Items listed in a dataset
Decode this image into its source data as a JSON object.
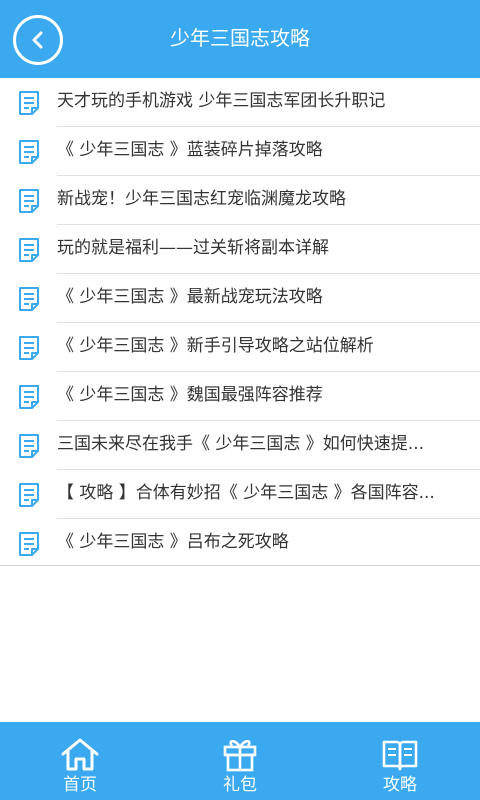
{
  "header": {
    "title": "少年三国志攻略",
    "back_icon": "chevron-left-icon"
  },
  "articles": [
    {
      "title": "天才玩的手机游戏 少年三国志军团长升职记"
    },
    {
      "title": "《 少年三国志 》蓝装碎片掉落攻略"
    },
    {
      "title": "新战宠！少年三国志红宠临渊魔龙攻略"
    },
    {
      "title": "玩的就是福利——过关斩将副本详解"
    },
    {
      "title": "《 少年三国志 》最新战宠玩法攻略"
    },
    {
      "title": "《 少年三国志 》新手引导攻略之站位解析"
    },
    {
      "title": "《 少年三国志 》魏国最强阵容推荐"
    },
    {
      "title": "三国未来尽在我手《 少年三国志 》如何快速提..."
    },
    {
      "title": "【 攻略 】合体有妙招《 少年三国志 》各国阵容..."
    },
    {
      "title": "《 少年三国志 》吕布之死攻略"
    }
  ],
  "tabbar": {
    "tabs": [
      {
        "label": "首页",
        "icon": "home-icon"
      },
      {
        "label": "礼包",
        "icon": "gift-icon"
      },
      {
        "label": "攻略",
        "icon": "book-icon"
      }
    ]
  },
  "colors": {
    "primary": "#3aa9ef",
    "text": "#333333",
    "divider": "#e0e0e0"
  }
}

- [STATED EXERCISE]
Extract the full listing exactly, with the pictures left out.

- [CORRECT ANSWER]
Decode this image into its source data as a JSON object.
{
  "header": {
    "title": "少年三国志攻略",
    "back_icon": "chevron-left-icon"
  },
  "articles": [
    {
      "title": "天才玩的手机游戏 少年三国志军团长升职记"
    },
    {
      "title": "《 少年三国志 》蓝装碎片掉落攻略"
    },
    {
      "title": "新战宠！少年三国志红宠临渊魔龙攻略"
    },
    {
      "title": "玩的就是福利——过关斩将副本详解"
    },
    {
      "title": "《 少年三国志 》最新战宠玩法攻略"
    },
    {
      "title": "《 少年三国志 》新手引导攻略之站位解析"
    },
    {
      "title": "《 少年三国志 》魏国最强阵容推荐"
    },
    {
      "title": "三国未来尽在我手《 少年三国志 》如何快速提..."
    },
    {
      "title": "【 攻略 】合体有妙招《 少年三国志 》各国阵容..."
    },
    {
      "title": "《 少年三国志 》吕布之死攻略"
    }
  ],
  "tabbar": {
    "tabs": [
      {
        "label": "首页",
        "icon": "home-icon"
      },
      {
        "label": "礼包",
        "icon": "gift-icon"
      },
      {
        "label": "攻略",
        "icon": "book-icon"
      }
    ]
  },
  "colors": {
    "primary": "#3aa9ef",
    "text": "#333333",
    "divider": "#e0e0e0"
  }
}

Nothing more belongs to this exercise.